*TASK DIRECTIONS*
Repeat all the material exactly; pictures stay out of your copy.

*Dataset excerpts*
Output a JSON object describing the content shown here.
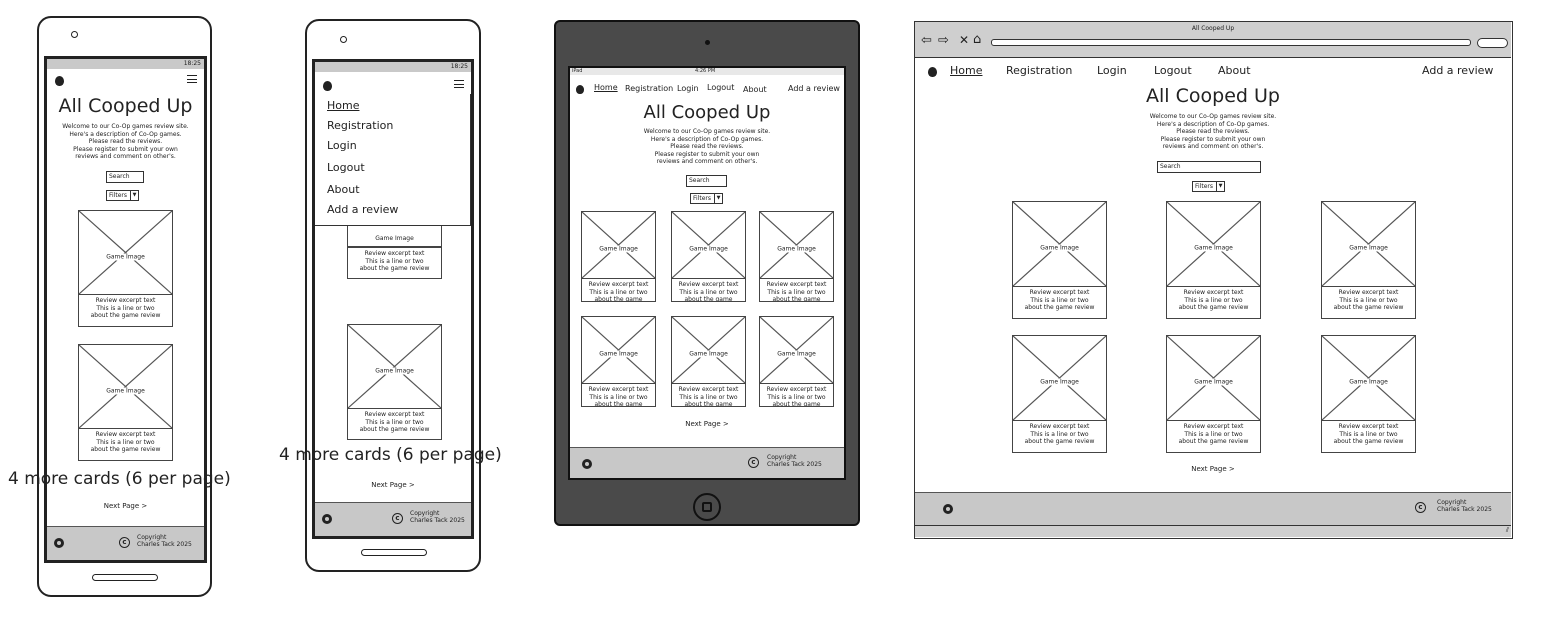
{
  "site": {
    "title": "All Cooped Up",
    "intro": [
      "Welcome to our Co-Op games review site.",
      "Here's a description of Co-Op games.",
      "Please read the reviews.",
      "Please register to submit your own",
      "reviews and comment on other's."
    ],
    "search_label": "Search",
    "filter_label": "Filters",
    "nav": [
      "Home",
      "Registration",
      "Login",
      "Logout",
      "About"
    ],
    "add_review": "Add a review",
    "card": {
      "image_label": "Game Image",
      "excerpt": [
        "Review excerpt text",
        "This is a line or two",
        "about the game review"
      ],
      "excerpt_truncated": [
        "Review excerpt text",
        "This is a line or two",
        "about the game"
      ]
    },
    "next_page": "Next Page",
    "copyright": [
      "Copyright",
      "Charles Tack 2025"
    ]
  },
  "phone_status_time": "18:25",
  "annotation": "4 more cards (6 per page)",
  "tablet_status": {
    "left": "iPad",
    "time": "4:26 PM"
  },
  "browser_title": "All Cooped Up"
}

*ANSWER BELOW*
Output a JSON object describing the content shown here.
{
  "site": {
    "title": "All Cooped Up",
    "intro": [
      "Welcome to our Co-Op games review site.",
      "Here's a description of Co-Op games.",
      "Please read the reviews.",
      "Please register to submit your own",
      "reviews and comment on other's."
    ],
    "search_label": "Search",
    "filter_label": "Filters",
    "nav": [
      "Home",
      "Registration",
      "Login",
      "Logout",
      "About"
    ],
    "add_review": "Add a review",
    "card": {
      "image_label": "Game Image",
      "excerpt": [
        "Review excerpt text",
        "This is a line or two",
        "about the game review"
      ],
      "excerpt_truncated": [
        "Review excerpt text",
        "This is a line or two",
        "about the game"
      ]
    },
    "next_page": "Next Page",
    "copyright": [
      "Copyright",
      "Charles Tack 2025"
    ]
  },
  "phone_status_time": "18:25",
  "annotation": "4 more cards (6 per page)",
  "tablet_status": {
    "left": "iPad",
    "time": "4:26 PM"
  },
  "browser_title": "All Cooped Up"
}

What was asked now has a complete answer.